What is needed: Reproduce the records below in full and exactly, without their images.

[Stored items from a collection]
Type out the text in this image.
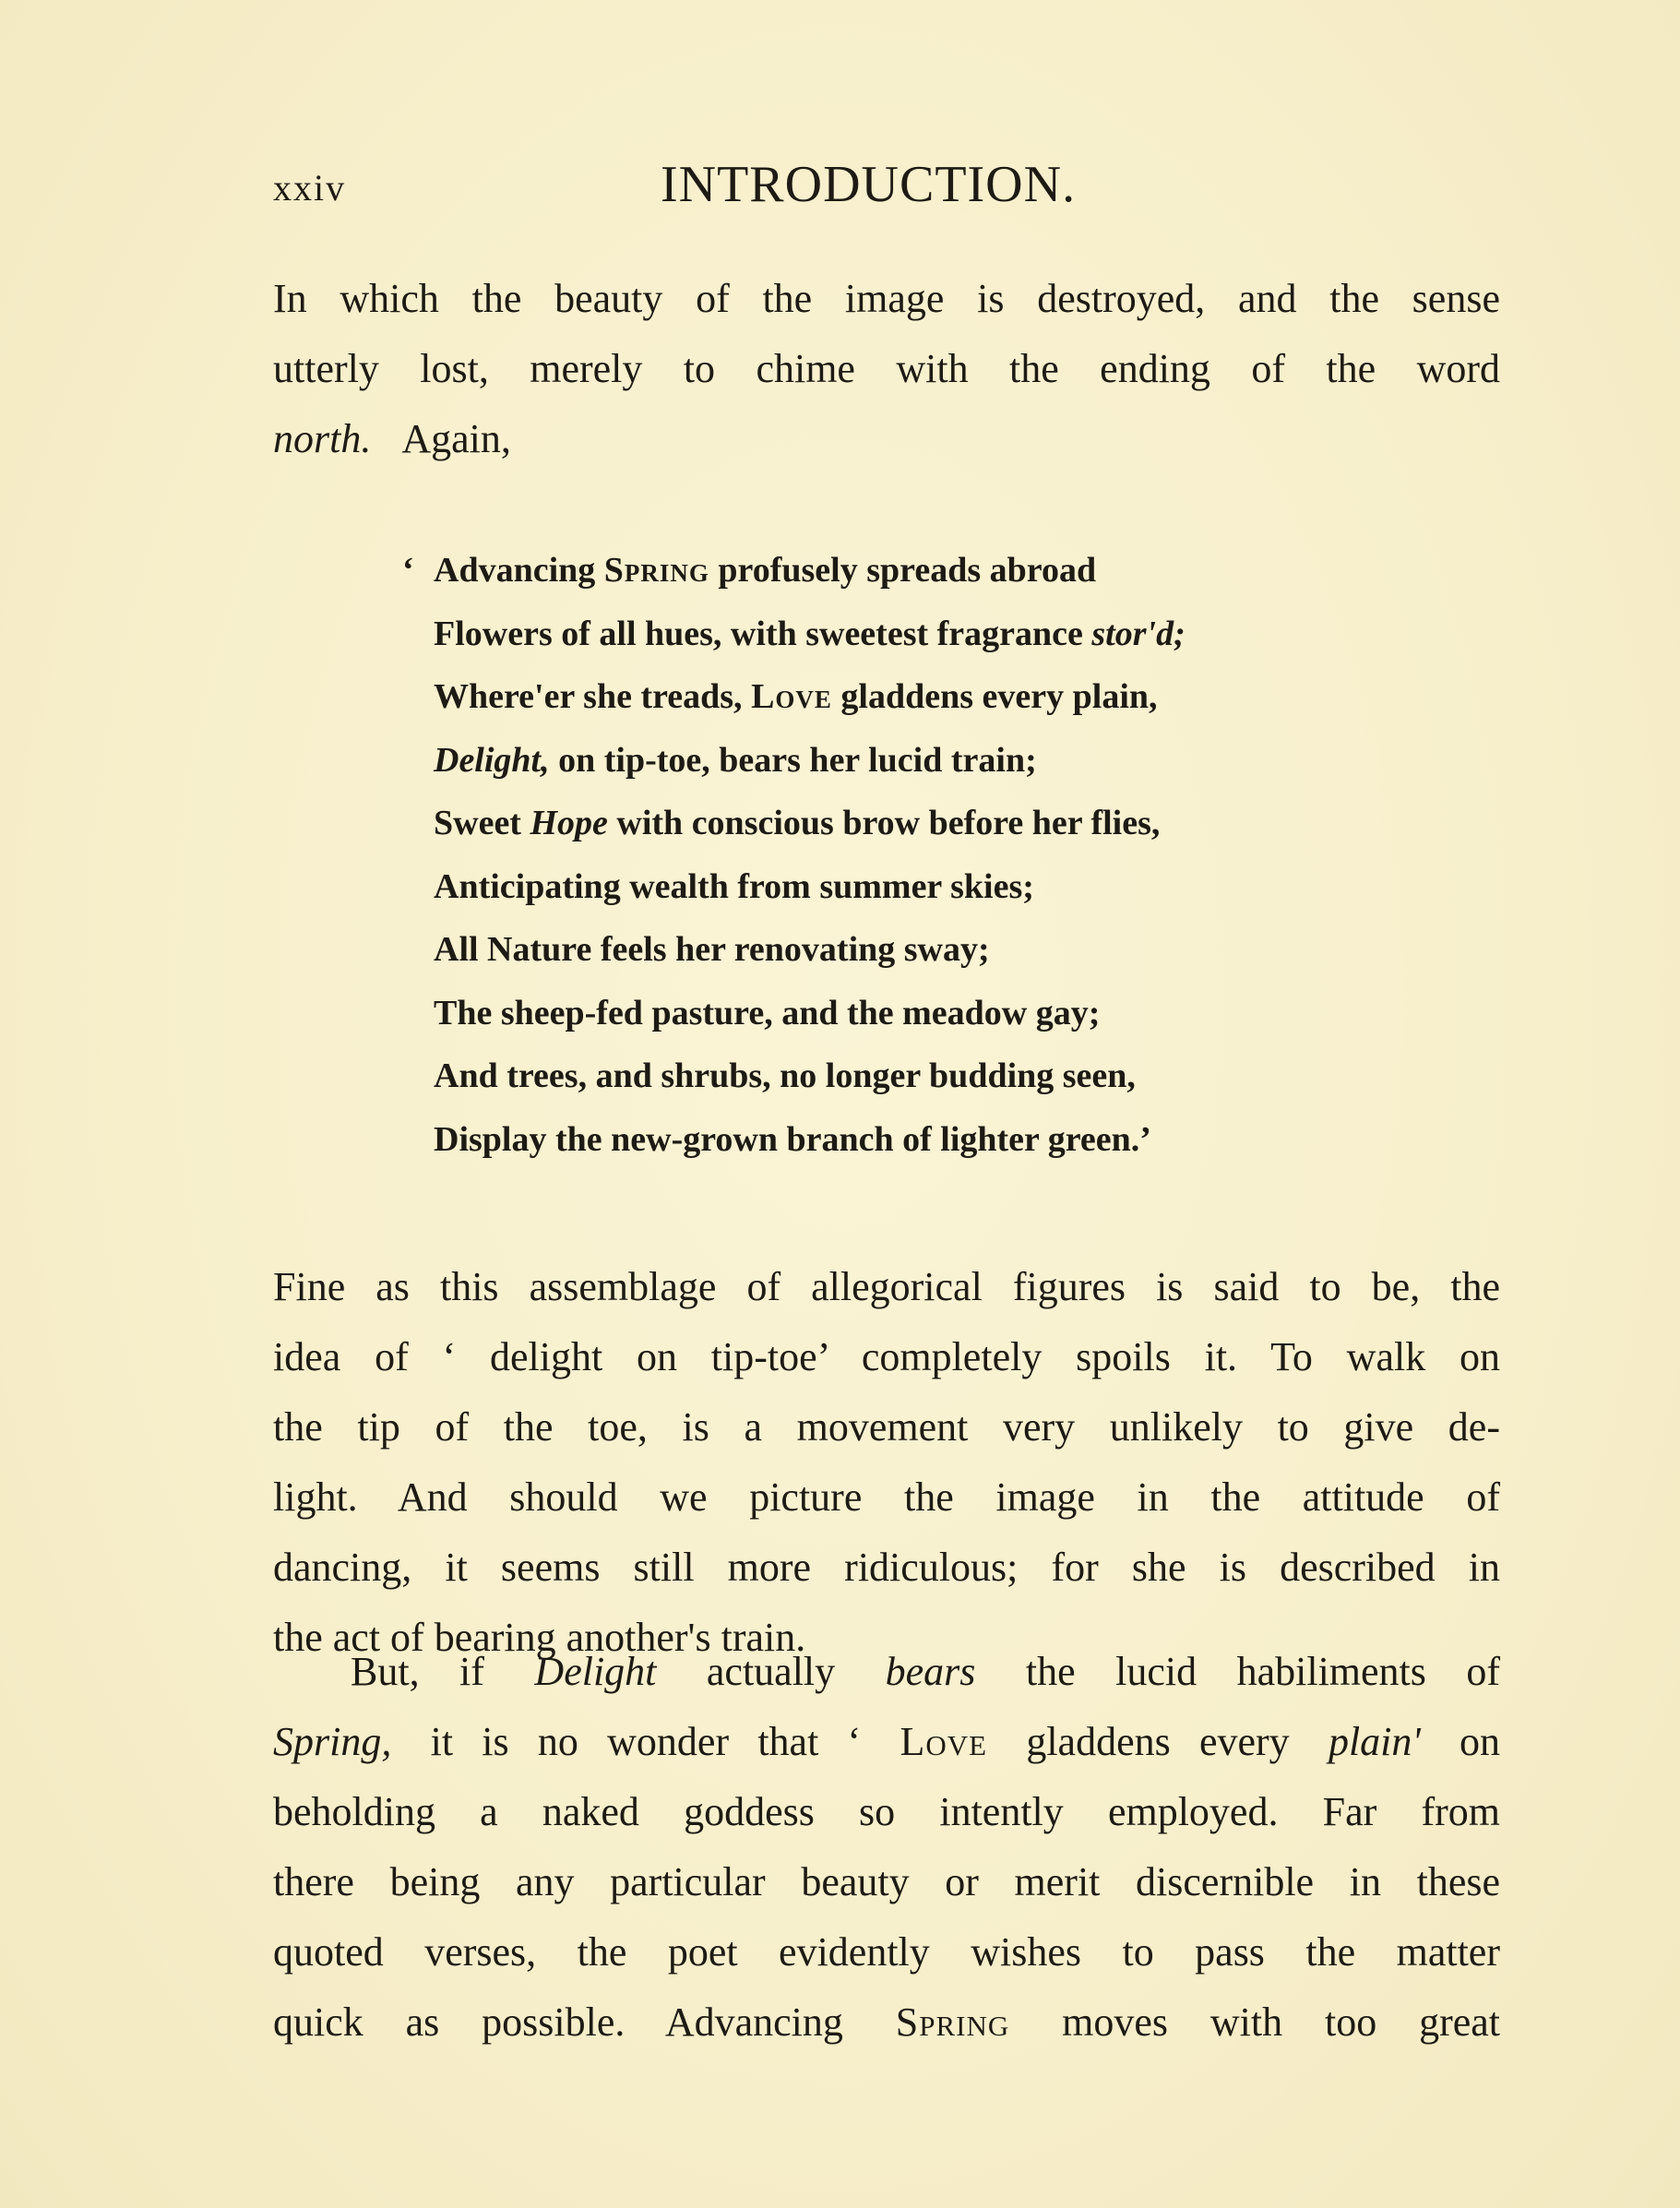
xxiv	INTRODUCTION.
In which the beauty of the image is destroyed, and the sense
utterly lost, merely to chime with the ending of the word
north. Again,
‘ Advancing Spring profusely spreads abroad
Flowers of all hues, with sweetest fragrance stor'd;
Where'er she treads, Love gladdens every plain,
Delight, on tip-toe, bears her lucid train;
Sweet Hope with conscious brow before her flies,
Anticipating wealth from summer skies;
All Nature feels her renovating sway;
The sheep-fed pasture, and the meadow gay;
And trees, and shrubs, no longer budding seen,
Display the new-grown branch of lighter green.’
Fine as this assemblage of allegorical figures is said to be, the
idea of ‘ delight on tip-toe’ completely spoils it. To walk on
the tip of the toe, is a movement very unlikely to give de-
light. And should we picture the image in the attitude of
dancing, it seems still more ridiculous; for she is described in
the act of bearing another's train.
But, if Delight actually bears the lucid habiliments of
Spring, it is no wonder that ‘ Love gladdens every plain' on
beholding a naked goddess so intently employed. Far from
there being any particular beauty or merit discernible in these
quoted verses, the poet evidently wishes to pass the matter
quick as possible. Advancing Spring moves with too great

Completed exercise:
Type out the text in this image.
xxiv	INTRODUCTION.
In which the beauty of the image is destroyed, and the sense
utterly lost, merely to chime with the ending of the word
north. Again,
‘ Advancing Spring profusely spreads abroad
Flowers of all hues, with sweetest fragrance stor'd;
Where'er she treads, Love gladdens every plain,
Delight, on tip-toe, bears her lucid train;
Sweet Hope with conscious brow before her flies,
Anticipating wealth from summer skies;
All Nature feels her renovating sway;
The sheep-fed pasture, and the meadow gay;
And trees, and shrubs, no longer budding seen,
Display the new-grown branch of lighter green.’
Fine as this assemblage of allegorical figures is said to be, the
idea of ‘ delight on tip-toe’ completely spoils it. To walk on
the tip of the toe, is a movement very unlikely to give de-
light. And should we picture the image in the attitude of
dancing, it seems still more ridiculous; for she is described in
the act of bearing another's train.
But, if Delight actually bears the lucid habiliments of
Spring, it is no wonder that ‘ Love gladdens every plain' on
beholding a naked goddess so intently employed. Far from
there being any particular beauty or merit discernible in these
quoted verses, the poet evidently wishes to pass the matter
quick as possible. Advancing Spring moves with too great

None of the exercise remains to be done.